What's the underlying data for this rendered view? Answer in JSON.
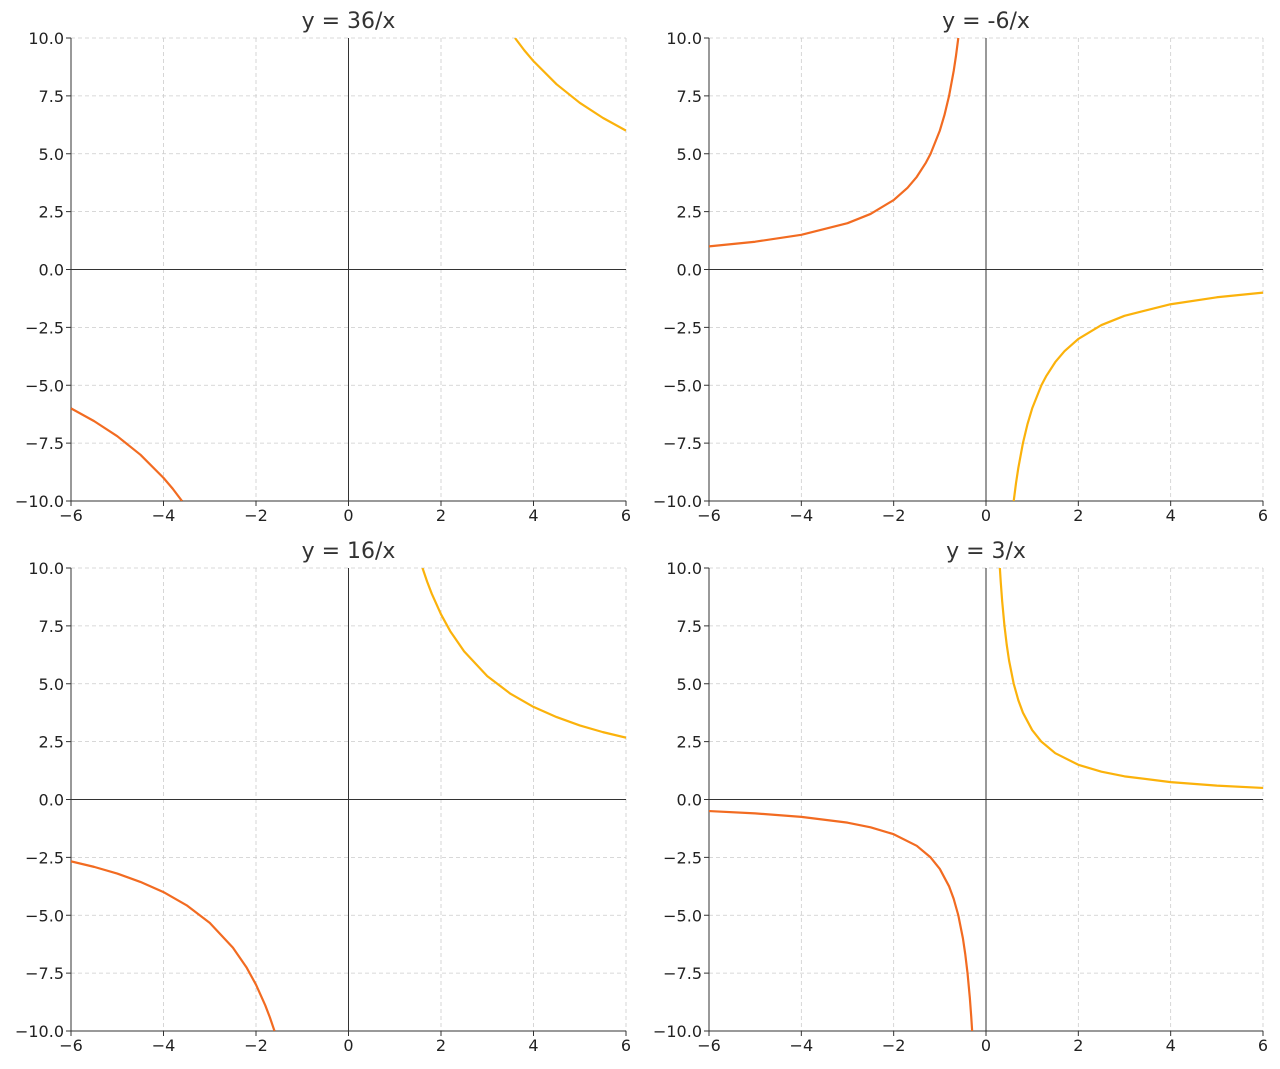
{
  "chart_data": [
    {
      "type": "line",
      "title": "y = 36/x",
      "grid": true,
      "zero_lines": true,
      "xlim": [
        -6,
        6
      ],
      "ylim": [
        -10,
        10
      ],
      "xticks": [
        {
          "value": -6,
          "label": "−6"
        },
        {
          "value": -4,
          "label": "−4"
        },
        {
          "value": -2,
          "label": "−2"
        },
        0,
        2,
        4,
        6
      ],
      "yticks": [
        {
          "value": -10,
          "label": "−10.0"
        },
        {
          "value": -7.5,
          "label": "−7.5"
        },
        {
          "value": -5,
          "label": "−5.0"
        },
        {
          "value": -2.5,
          "label": "−2.5"
        },
        {
          "value": 0,
          "label": "0.0"
        },
        2.5,
        {
          "value": 5,
          "label": "5.0"
        },
        7.5,
        {
          "value": 10,
          "label": "10.0"
        }
      ],
      "series": [
        {
          "color": "#f26b21",
          "x": [
            -6,
            -5.5,
            -5,
            -4.5,
            -4,
            -3.8,
            -3.6
          ],
          "values": [
            -6,
            -6.55,
            -7.2,
            -8,
            -9,
            -9.47,
            -10
          ]
        },
        {
          "color": "#fbb20b",
          "x": [
            3.6,
            3.8,
            4,
            4.5,
            5,
            5.5,
            6
          ],
          "values": [
            10,
            9.47,
            9,
            8,
            7.2,
            6.55,
            6
          ]
        }
      ]
    },
    {
      "type": "line",
      "title": "y = -6/x",
      "grid": true,
      "zero_lines": true,
      "xlim": [
        -6,
        6
      ],
      "ylim": [
        -10,
        10
      ],
      "xticks": [
        {
          "value": -6,
          "label": "−6"
        },
        {
          "value": -4,
          "label": "−4"
        },
        {
          "value": -2,
          "label": "−2"
        },
        0,
        2,
        4,
        6
      ],
      "yticks": [
        {
          "value": -10,
          "label": "−10.0"
        },
        {
          "value": -7.5,
          "label": "−7.5"
        },
        {
          "value": -5,
          "label": "−5.0"
        },
        {
          "value": -2.5,
          "label": "−2.5"
        },
        {
          "value": 0,
          "label": "0.0"
        },
        2.5,
        {
          "value": 5,
          "label": "5.0"
        },
        7.5,
        {
          "value": 10,
          "label": "10.0"
        }
      ],
      "series": [
        {
          "color": "#f26b21",
          "x": [
            -6,
            -5,
            -4,
            -3,
            -2.5,
            -2,
            -1.7,
            -1.5,
            -1.3,
            -1.2,
            -1,
            -0.9,
            -0.8,
            -0.7,
            -0.65,
            -0.6
          ],
          "values": [
            1,
            1.2,
            1.5,
            2,
            2.4,
            3,
            3.53,
            4,
            4.62,
            5,
            6,
            6.67,
            7.5,
            8.57,
            9.23,
            10
          ]
        },
        {
          "color": "#fbb20b",
          "x": [
            0.6,
            0.65,
            0.7,
            0.8,
            0.9,
            1,
            1.2,
            1.3,
            1.5,
            1.7,
            2,
            2.5,
            3,
            4,
            5,
            6
          ],
          "values": [
            -10,
            -9.23,
            -8.57,
            -7.5,
            -6.67,
            -6,
            -5,
            -4.62,
            -4,
            -3.53,
            -3,
            -2.4,
            -2,
            -1.5,
            -1.2,
            -1
          ]
        }
      ]
    },
    {
      "type": "line",
      "title": "y = 16/x",
      "grid": true,
      "zero_lines": true,
      "xlim": [
        -6,
        6
      ],
      "ylim": [
        -10,
        10
      ],
      "xticks": [
        {
          "value": -6,
          "label": "−6"
        },
        {
          "value": -4,
          "label": "−4"
        },
        {
          "value": -2,
          "label": "−2"
        },
        0,
        2,
        4,
        6
      ],
      "yticks": [
        {
          "value": -10,
          "label": "−10.0"
        },
        {
          "value": -7.5,
          "label": "−7.5"
        },
        {
          "value": -5,
          "label": "−5.0"
        },
        {
          "value": -2.5,
          "label": "−2.5"
        },
        {
          "value": 0,
          "label": "0.0"
        },
        2.5,
        {
          "value": 5,
          "label": "5.0"
        },
        7.5,
        {
          "value": 10,
          "label": "10.0"
        }
      ],
      "series": [
        {
          "color": "#f26b21",
          "x": [
            -6,
            -5.5,
            -5,
            -4.5,
            -4,
            -3.5,
            -3,
            -2.5,
            -2.2,
            -2,
            -1.8,
            -1.7,
            -1.6
          ],
          "values": [
            -2.67,
            -2.91,
            -3.2,
            -3.56,
            -4,
            -4.57,
            -5.33,
            -6.4,
            -7.27,
            -8,
            -8.89,
            -9.41,
            -10
          ]
        },
        {
          "color": "#fbb20b",
          "x": [
            1.6,
            1.7,
            1.8,
            2,
            2.2,
            2.5,
            3,
            3.5,
            4,
            4.5,
            5,
            5.5,
            6
          ],
          "values": [
            10,
            9.41,
            8.89,
            8,
            7.27,
            6.4,
            5.33,
            4.57,
            4,
            3.56,
            3.2,
            2.91,
            2.67
          ]
        }
      ]
    },
    {
      "type": "line",
      "title": "y = 3/x",
      "grid": true,
      "zero_lines": true,
      "xlim": [
        -6,
        6
      ],
      "ylim": [
        -10,
        10
      ],
      "xticks": [
        {
          "value": -6,
          "label": "−6"
        },
        {
          "value": -4,
          "label": "−4"
        },
        {
          "value": -2,
          "label": "−2"
        },
        0,
        2,
        4,
        6
      ],
      "yticks": [
        {
          "value": -10,
          "label": "−10.0"
        },
        {
          "value": -7.5,
          "label": "−7.5"
        },
        {
          "value": -5,
          "label": "−5.0"
        },
        {
          "value": -2.5,
          "label": "−2.5"
        },
        {
          "value": 0,
          "label": "0.0"
        },
        2.5,
        {
          "value": 5,
          "label": "5.0"
        },
        7.5,
        {
          "value": 10,
          "label": "10.0"
        }
      ],
      "series": [
        {
          "color": "#f26b21",
          "x": [
            -6,
            -5,
            -4,
            -3,
            -2.5,
            -2,
            -1.5,
            -1.2,
            -1,
            -0.8,
            -0.7,
            -0.6,
            -0.5,
            -0.45,
            -0.4,
            -0.35,
            -0.32,
            -0.3
          ],
          "values": [
            -0.5,
            -0.6,
            -0.75,
            -1,
            -1.2,
            -1.5,
            -2,
            -2.5,
            -3,
            -3.75,
            -4.29,
            -5,
            -6,
            -6.67,
            -7.5,
            -8.57,
            -9.38,
            -10
          ]
        },
        {
          "color": "#fbb20b",
          "x": [
            0.3,
            0.32,
            0.35,
            0.4,
            0.45,
            0.5,
            0.6,
            0.7,
            0.8,
            1,
            1.2,
            1.5,
            2,
            2.5,
            3,
            4,
            5,
            6
          ],
          "values": [
            10,
            9.38,
            8.57,
            7.5,
            6.67,
            6,
            5,
            4.29,
            3.75,
            3,
            2.5,
            2,
            1.5,
            1.2,
            1,
            0.75,
            0.6,
            0.5
          ]
        }
      ]
    }
  ]
}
○ ○ ○ ○ ○ ○ ○
#### Task instructions
Pictures are to be left out; repeat all the remaining data exactly.

#### Response to this task
What's the underlying data for this rendered view? Answer in JSON.
{
  "chart_data": [
    {
      "type": "line",
      "title": "y = 36/x",
      "grid": true,
      "zero_lines": true,
      "xlim": [
        -6,
        6
      ],
      "ylim": [
        -10,
        10
      ],
      "xticks": [
        {
          "value": -6,
          "label": "−6"
        },
        {
          "value": -4,
          "label": "−4"
        },
        {
          "value": -2,
          "label": "−2"
        },
        0,
        2,
        4,
        6
      ],
      "yticks": [
        {
          "value": -10,
          "label": "−10.0"
        },
        {
          "value": -7.5,
          "label": "−7.5"
        },
        {
          "value": -5,
          "label": "−5.0"
        },
        {
          "value": -2.5,
          "label": "−2.5"
        },
        {
          "value": 0,
          "label": "0.0"
        },
        2.5,
        {
          "value": 5,
          "label": "5.0"
        },
        7.5,
        {
          "value": 10,
          "label": "10.0"
        }
      ],
      "series": [
        {
          "color": "#f26b21",
          "x": [
            -6,
            -5.5,
            -5,
            -4.5,
            -4,
            -3.8,
            -3.6
          ],
          "values": [
            -6,
            -6.55,
            -7.2,
            -8,
            -9,
            -9.47,
            -10
          ]
        },
        {
          "color": "#fbb20b",
          "x": [
            3.6,
            3.8,
            4,
            4.5,
            5,
            5.5,
            6
          ],
          "values": [
            10,
            9.47,
            9,
            8,
            7.2,
            6.55,
            6
          ]
        }
      ]
    },
    {
      "type": "line",
      "title": "y = -6/x",
      "grid": true,
      "zero_lines": true,
      "xlim": [
        -6,
        6
      ],
      "ylim": [
        -10,
        10
      ],
      "xticks": [
        {
          "value": -6,
          "label": "−6"
        },
        {
          "value": -4,
          "label": "−4"
        },
        {
          "value": -2,
          "label": "−2"
        },
        0,
        2,
        4,
        6
      ],
      "yticks": [
        {
          "value": -10,
          "label": "−10.0"
        },
        {
          "value": -7.5,
          "label": "−7.5"
        },
        {
          "value": -5,
          "label": "−5.0"
        },
        {
          "value": -2.5,
          "label": "−2.5"
        },
        {
          "value": 0,
          "label": "0.0"
        },
        2.5,
        {
          "value": 5,
          "label": "5.0"
        },
        7.5,
        {
          "value": 10,
          "label": "10.0"
        }
      ],
      "series": [
        {
          "color": "#f26b21",
          "x": [
            -6,
            -5,
            -4,
            -3,
            -2.5,
            -2,
            -1.7,
            -1.5,
            -1.3,
            -1.2,
            -1,
            -0.9,
            -0.8,
            -0.7,
            -0.65,
            -0.6
          ],
          "values": [
            1,
            1.2,
            1.5,
            2,
            2.4,
            3,
            3.53,
            4,
            4.62,
            5,
            6,
            6.67,
            7.5,
            8.57,
            9.23,
            10
          ]
        },
        {
          "color": "#fbb20b",
          "x": [
            0.6,
            0.65,
            0.7,
            0.8,
            0.9,
            1,
            1.2,
            1.3,
            1.5,
            1.7,
            2,
            2.5,
            3,
            4,
            5,
            6
          ],
          "values": [
            -10,
            -9.23,
            -8.57,
            -7.5,
            -6.67,
            -6,
            -5,
            -4.62,
            -4,
            -3.53,
            -3,
            -2.4,
            -2,
            -1.5,
            -1.2,
            -1
          ]
        }
      ]
    },
    {
      "type": "line",
      "title": "y = 16/x",
      "grid": true,
      "zero_lines": true,
      "xlim": [
        -6,
        6
      ],
      "ylim": [
        -10,
        10
      ],
      "xticks": [
        {
          "value": -6,
          "label": "−6"
        },
        {
          "value": -4,
          "label": "−4"
        },
        {
          "value": -2,
          "label": "−2"
        },
        0,
        2,
        4,
        6
      ],
      "yticks": [
        {
          "value": -10,
          "label": "−10.0"
        },
        {
          "value": -7.5,
          "label": "−7.5"
        },
        {
          "value": -5,
          "label": "−5.0"
        },
        {
          "value": -2.5,
          "label": "−2.5"
        },
        {
          "value": 0,
          "label": "0.0"
        },
        2.5,
        {
          "value": 5,
          "label": "5.0"
        },
        7.5,
        {
          "value": 10,
          "label": "10.0"
        }
      ],
      "series": [
        {
          "color": "#f26b21",
          "x": [
            -6,
            -5.5,
            -5,
            -4.5,
            -4,
            -3.5,
            -3,
            -2.5,
            -2.2,
            -2,
            -1.8,
            -1.7,
            -1.6
          ],
          "values": [
            -2.67,
            -2.91,
            -3.2,
            -3.56,
            -4,
            -4.57,
            -5.33,
            -6.4,
            -7.27,
            -8,
            -8.89,
            -9.41,
            -10
          ]
        },
        {
          "color": "#fbb20b",
          "x": [
            1.6,
            1.7,
            1.8,
            2,
            2.2,
            2.5,
            3,
            3.5,
            4,
            4.5,
            5,
            5.5,
            6
          ],
          "values": [
            10,
            9.41,
            8.89,
            8,
            7.27,
            6.4,
            5.33,
            4.57,
            4,
            3.56,
            3.2,
            2.91,
            2.67
          ]
        }
      ]
    },
    {
      "type": "line",
      "title": "y = 3/x",
      "grid": true,
      "zero_lines": true,
      "xlim": [
        -6,
        6
      ],
      "ylim": [
        -10,
        10
      ],
      "xticks": [
        {
          "value": -6,
          "label": "−6"
        },
        {
          "value": -4,
          "label": "−4"
        },
        {
          "value": -2,
          "label": "−2"
        },
        0,
        2,
        4,
        6
      ],
      "yticks": [
        {
          "value": -10,
          "label": "−10.0"
        },
        {
          "value": -7.5,
          "label": "−7.5"
        },
        {
          "value": -5,
          "label": "−5.0"
        },
        {
          "value": -2.5,
          "label": "−2.5"
        },
        {
          "value": 0,
          "label": "0.0"
        },
        2.5,
        {
          "value": 5,
          "label": "5.0"
        },
        7.5,
        {
          "value": 10,
          "label": "10.0"
        }
      ],
      "series": [
        {
          "color": "#f26b21",
          "x": [
            -6,
            -5,
            -4,
            -3,
            -2.5,
            -2,
            -1.5,
            -1.2,
            -1,
            -0.8,
            -0.7,
            -0.6,
            -0.5,
            -0.45,
            -0.4,
            -0.35,
            -0.32,
            -0.3
          ],
          "values": [
            -0.5,
            -0.6,
            -0.75,
            -1,
            -1.2,
            -1.5,
            -2,
            -2.5,
            -3,
            -3.75,
            -4.29,
            -5,
            -6,
            -6.67,
            -7.5,
            -8.57,
            -9.38,
            -10
          ]
        },
        {
          "color": "#fbb20b",
          "x": [
            0.3,
            0.32,
            0.35,
            0.4,
            0.45,
            0.5,
            0.6,
            0.7,
            0.8,
            1,
            1.2,
            1.5,
            2,
            2.5,
            3,
            4,
            5,
            6
          ],
          "values": [
            10,
            9.38,
            8.57,
            7.5,
            6.67,
            6,
            5,
            4.29,
            3.75,
            3,
            2.5,
            2,
            1.5,
            1.2,
            1,
            0.75,
            0.6,
            0.5
          ]
        }
      ]
    }
  ]
}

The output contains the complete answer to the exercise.